-- Given exercise --
Copy out every line that contains the word "Яркость".

— Start —

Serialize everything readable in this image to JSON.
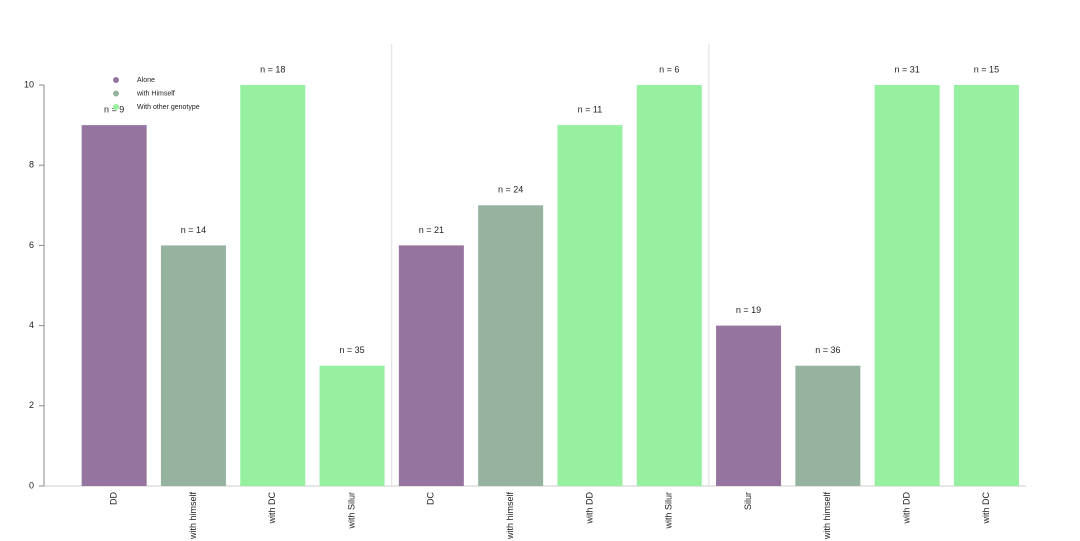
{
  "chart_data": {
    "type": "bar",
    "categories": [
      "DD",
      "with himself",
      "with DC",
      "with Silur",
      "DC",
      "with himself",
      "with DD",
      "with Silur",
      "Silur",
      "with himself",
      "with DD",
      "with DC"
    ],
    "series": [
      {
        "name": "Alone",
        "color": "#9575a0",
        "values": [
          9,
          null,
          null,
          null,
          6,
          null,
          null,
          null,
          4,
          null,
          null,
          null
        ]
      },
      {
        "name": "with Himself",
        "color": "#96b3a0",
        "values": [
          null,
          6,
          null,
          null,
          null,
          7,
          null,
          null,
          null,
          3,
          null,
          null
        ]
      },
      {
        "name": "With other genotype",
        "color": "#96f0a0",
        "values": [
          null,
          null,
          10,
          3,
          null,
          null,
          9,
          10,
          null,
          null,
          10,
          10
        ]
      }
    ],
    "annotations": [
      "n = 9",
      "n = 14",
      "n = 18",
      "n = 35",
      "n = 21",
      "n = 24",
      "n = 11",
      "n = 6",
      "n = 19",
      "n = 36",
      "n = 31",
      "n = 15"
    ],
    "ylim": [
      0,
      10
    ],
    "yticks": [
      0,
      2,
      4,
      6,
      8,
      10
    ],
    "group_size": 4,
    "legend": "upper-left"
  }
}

— End —
— Start —

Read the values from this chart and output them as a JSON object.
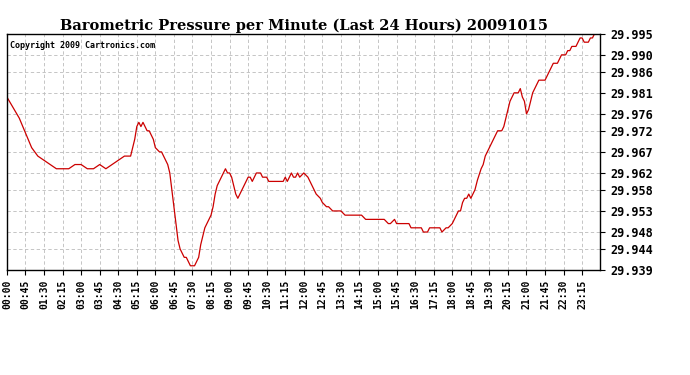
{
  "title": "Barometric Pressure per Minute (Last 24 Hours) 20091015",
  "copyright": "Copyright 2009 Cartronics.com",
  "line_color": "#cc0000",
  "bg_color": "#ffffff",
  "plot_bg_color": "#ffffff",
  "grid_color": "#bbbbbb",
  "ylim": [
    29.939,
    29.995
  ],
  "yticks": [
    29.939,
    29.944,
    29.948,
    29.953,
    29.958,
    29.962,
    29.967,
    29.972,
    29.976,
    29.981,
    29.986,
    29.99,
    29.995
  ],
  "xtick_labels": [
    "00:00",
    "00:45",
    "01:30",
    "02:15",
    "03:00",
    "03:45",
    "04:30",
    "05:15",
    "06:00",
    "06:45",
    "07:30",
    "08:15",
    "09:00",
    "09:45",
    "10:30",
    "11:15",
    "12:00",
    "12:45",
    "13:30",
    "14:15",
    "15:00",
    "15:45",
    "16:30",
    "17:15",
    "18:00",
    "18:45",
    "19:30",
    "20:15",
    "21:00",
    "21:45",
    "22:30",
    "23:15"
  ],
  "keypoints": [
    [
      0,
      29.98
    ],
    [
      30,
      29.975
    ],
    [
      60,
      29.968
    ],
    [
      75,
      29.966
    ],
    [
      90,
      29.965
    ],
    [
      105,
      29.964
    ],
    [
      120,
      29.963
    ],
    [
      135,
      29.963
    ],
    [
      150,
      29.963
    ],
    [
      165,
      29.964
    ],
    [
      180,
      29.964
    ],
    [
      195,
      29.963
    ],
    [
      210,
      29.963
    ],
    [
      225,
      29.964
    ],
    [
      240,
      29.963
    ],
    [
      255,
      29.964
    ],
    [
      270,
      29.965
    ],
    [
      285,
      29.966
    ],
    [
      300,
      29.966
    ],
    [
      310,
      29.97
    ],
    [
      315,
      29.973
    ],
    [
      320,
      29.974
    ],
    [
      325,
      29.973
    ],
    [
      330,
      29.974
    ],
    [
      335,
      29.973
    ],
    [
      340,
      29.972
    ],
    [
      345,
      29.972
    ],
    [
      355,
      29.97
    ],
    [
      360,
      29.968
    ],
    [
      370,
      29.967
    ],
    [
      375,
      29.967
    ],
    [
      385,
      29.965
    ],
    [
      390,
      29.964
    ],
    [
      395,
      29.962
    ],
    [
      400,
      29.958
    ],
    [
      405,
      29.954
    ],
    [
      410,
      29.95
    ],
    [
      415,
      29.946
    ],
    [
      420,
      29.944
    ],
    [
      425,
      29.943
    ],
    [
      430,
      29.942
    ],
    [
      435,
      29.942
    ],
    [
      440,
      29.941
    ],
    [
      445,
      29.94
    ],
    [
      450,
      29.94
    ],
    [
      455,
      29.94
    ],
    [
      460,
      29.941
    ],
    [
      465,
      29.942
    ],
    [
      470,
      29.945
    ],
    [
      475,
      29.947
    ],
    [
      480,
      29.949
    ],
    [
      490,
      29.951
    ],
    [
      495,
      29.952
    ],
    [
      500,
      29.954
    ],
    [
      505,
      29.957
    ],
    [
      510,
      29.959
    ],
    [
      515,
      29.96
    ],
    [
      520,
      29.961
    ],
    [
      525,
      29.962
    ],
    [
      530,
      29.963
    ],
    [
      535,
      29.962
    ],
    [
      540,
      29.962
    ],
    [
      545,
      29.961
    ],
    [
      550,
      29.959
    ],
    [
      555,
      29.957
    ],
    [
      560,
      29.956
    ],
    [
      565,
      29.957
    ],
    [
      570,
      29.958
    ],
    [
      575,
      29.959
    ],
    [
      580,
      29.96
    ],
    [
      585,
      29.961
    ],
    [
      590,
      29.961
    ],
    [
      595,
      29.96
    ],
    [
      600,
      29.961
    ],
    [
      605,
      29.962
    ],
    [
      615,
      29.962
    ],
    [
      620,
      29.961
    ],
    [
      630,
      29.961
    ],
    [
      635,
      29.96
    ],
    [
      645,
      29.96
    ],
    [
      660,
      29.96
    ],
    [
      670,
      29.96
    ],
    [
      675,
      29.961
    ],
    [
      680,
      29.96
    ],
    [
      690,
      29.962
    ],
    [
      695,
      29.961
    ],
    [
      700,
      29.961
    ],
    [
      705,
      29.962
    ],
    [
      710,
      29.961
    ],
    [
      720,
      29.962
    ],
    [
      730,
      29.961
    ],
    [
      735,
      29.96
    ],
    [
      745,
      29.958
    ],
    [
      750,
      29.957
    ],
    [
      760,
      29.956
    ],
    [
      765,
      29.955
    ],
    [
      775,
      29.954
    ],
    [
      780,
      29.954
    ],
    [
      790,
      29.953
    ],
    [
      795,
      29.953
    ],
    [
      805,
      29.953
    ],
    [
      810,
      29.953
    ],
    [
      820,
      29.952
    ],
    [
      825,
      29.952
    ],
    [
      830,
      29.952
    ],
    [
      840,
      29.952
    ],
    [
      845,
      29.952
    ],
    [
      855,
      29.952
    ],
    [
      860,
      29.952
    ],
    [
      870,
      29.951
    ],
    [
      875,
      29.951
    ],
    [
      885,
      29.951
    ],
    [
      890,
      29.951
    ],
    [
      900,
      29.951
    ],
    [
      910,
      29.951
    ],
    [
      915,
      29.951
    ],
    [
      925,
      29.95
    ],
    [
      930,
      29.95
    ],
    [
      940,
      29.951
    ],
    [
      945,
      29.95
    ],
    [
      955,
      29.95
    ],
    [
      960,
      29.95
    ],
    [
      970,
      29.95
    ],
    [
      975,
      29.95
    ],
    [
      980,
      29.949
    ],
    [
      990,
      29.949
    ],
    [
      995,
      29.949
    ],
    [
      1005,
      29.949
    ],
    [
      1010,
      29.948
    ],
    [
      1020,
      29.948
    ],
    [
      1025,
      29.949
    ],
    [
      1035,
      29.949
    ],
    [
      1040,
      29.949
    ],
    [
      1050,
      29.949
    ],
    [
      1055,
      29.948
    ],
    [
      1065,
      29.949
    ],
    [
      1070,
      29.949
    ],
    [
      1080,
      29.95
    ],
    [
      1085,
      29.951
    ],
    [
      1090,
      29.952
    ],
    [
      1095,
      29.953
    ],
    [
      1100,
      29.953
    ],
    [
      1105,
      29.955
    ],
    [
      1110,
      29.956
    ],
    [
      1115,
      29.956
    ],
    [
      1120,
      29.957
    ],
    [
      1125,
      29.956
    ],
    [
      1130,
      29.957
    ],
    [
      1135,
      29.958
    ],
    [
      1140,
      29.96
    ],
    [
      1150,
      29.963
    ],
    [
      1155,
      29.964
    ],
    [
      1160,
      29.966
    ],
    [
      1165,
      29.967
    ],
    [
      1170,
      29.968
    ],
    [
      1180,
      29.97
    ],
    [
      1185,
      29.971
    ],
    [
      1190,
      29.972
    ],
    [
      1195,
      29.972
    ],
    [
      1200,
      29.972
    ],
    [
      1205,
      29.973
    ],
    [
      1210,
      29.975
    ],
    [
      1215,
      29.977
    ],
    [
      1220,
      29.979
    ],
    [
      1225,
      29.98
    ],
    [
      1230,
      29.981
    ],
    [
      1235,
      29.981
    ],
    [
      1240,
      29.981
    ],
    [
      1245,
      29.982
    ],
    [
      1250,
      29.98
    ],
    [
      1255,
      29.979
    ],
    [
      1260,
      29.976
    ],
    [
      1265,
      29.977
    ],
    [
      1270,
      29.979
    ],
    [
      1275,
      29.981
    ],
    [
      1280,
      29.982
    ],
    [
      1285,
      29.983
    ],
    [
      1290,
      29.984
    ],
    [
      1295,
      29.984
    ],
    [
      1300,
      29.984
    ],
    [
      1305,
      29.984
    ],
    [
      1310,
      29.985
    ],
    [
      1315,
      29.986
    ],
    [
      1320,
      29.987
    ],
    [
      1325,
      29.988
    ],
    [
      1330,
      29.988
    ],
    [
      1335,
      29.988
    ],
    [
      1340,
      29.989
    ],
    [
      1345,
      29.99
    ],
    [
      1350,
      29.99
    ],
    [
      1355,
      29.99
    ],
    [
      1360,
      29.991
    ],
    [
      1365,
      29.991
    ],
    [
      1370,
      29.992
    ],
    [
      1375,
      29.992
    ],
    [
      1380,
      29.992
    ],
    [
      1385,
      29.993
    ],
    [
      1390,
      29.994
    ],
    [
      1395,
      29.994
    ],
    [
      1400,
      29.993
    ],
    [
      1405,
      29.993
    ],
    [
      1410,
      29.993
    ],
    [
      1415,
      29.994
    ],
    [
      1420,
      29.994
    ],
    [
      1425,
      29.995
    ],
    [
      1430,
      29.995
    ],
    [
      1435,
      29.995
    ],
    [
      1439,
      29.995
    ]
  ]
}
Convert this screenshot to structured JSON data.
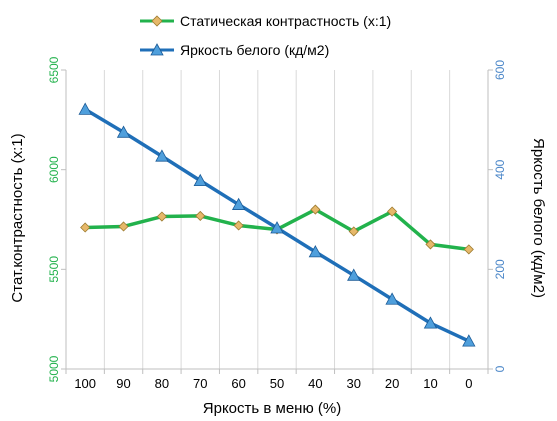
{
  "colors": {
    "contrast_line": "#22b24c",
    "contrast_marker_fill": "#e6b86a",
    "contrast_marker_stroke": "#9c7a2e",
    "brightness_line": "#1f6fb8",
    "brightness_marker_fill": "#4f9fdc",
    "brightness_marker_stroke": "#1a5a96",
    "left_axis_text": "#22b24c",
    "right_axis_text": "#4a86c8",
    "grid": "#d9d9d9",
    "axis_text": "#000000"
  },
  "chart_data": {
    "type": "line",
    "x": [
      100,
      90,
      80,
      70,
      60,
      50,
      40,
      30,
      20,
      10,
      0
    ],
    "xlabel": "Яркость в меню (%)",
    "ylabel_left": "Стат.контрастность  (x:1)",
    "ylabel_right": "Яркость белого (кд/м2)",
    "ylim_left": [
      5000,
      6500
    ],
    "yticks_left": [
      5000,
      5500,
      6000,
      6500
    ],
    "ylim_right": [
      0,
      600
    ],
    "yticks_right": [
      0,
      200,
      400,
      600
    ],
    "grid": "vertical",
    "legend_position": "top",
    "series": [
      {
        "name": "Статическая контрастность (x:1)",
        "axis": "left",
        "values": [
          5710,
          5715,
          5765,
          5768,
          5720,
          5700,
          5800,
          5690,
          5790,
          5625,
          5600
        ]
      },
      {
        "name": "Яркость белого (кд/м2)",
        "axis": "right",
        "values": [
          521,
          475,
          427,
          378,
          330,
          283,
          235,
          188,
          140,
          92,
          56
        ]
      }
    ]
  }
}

— End —

-- Solution for this problem --
    "xlabel": "Яркость в меню (%)",
    "ylabel_right": "Яркость белого (кд/м2)",
        "name": "Яркость белого (кд/м2)",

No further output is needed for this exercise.